→ Given problem:
Where a line holds "this", copy it.

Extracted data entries
——
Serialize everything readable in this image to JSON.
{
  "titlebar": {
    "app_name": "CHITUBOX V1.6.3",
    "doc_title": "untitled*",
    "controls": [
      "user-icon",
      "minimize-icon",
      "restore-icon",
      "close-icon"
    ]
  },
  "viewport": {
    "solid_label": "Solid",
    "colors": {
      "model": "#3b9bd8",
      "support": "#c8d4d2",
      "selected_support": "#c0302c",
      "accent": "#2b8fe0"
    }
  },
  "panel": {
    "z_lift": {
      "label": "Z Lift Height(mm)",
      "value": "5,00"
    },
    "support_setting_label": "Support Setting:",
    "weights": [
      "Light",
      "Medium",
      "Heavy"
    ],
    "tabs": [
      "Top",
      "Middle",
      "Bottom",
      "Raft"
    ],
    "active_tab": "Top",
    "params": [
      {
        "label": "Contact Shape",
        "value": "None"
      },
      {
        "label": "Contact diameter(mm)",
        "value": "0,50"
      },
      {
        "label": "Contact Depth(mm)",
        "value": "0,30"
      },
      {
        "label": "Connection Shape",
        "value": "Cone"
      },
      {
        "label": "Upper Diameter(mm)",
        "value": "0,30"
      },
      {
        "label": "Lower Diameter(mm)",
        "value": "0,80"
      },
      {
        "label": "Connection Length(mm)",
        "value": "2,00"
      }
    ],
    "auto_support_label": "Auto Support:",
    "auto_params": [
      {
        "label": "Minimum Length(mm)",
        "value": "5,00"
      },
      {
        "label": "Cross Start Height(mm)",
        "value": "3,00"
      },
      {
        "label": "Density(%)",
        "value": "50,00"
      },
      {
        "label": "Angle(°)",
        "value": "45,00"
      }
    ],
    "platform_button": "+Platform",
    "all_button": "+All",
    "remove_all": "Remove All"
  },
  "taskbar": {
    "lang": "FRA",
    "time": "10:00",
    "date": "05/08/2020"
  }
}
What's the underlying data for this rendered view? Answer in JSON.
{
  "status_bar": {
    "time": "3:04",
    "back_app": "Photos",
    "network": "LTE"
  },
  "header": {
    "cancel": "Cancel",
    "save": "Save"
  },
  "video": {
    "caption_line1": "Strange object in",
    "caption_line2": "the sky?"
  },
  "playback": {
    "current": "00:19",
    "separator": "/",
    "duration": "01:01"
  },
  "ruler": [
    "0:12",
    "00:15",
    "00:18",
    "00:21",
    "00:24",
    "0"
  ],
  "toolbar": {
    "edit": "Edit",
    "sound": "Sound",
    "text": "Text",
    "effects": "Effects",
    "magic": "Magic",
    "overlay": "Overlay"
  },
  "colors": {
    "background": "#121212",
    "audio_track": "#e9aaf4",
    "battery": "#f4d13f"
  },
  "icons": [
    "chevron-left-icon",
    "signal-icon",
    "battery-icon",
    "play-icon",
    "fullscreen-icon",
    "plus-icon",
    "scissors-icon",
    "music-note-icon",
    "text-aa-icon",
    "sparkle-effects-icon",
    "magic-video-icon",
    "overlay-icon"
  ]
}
——
→ Right answer:
Serialize everything readable in this image to JSON.
What's the underlying data for this rendered view? Answer in JSON.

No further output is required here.